* START *

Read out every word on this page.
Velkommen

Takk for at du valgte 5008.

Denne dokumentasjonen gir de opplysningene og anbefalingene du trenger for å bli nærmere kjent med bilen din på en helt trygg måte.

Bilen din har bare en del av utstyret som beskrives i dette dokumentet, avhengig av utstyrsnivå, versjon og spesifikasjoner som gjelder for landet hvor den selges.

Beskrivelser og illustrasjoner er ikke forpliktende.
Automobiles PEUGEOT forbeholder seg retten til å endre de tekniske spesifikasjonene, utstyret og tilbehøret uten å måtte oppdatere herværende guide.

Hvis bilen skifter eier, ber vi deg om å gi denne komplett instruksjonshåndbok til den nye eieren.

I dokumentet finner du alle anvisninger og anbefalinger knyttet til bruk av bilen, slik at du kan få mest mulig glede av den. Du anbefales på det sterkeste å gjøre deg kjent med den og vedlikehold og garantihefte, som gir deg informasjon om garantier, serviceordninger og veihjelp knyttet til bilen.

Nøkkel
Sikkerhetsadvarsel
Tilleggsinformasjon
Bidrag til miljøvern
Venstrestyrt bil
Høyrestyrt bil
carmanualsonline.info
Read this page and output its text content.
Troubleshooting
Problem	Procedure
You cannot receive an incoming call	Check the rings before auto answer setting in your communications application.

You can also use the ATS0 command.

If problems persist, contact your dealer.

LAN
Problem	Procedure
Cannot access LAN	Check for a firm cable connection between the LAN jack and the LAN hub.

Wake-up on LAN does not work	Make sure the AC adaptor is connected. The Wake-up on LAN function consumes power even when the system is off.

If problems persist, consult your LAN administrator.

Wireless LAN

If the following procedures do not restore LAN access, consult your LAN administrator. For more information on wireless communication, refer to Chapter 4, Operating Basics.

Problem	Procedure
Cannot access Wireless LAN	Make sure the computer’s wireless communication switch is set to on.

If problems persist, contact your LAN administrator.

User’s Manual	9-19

* END *

Extract every line from the one containing "Read this page and output its text content." through the last line of the data, inclusive, exactly as written.

Read this page and output its text content.
Troubleshooting
Problem	Procedure
You cannot receive an incoming call	Check the rings before auto answer setting in your communications application.

You can also use the ATS0 command.

If problems persist, contact your dealer.

LAN
Problem	Procedure
Cannot access LAN	Check for a firm cable connection between the LAN jack and the LAN hub.

Wake-up on LAN does not work	Make sure the AC adaptor is connected. The Wake-up on LAN function consumes power even when the system is off.

If problems persist, consult your LAN administrator.

Wireless LAN

If the following procedures do not restore LAN access, consult your LAN administrator. For more information on wireless communication, refer to Chapter 4, Operating Basics.

Problem	Procedure
Cannot access Wireless LAN	Make sure the computer’s wireless communication switch is set to on.

If problems persist, contact your LAN administrator.

User’s Manual	9-19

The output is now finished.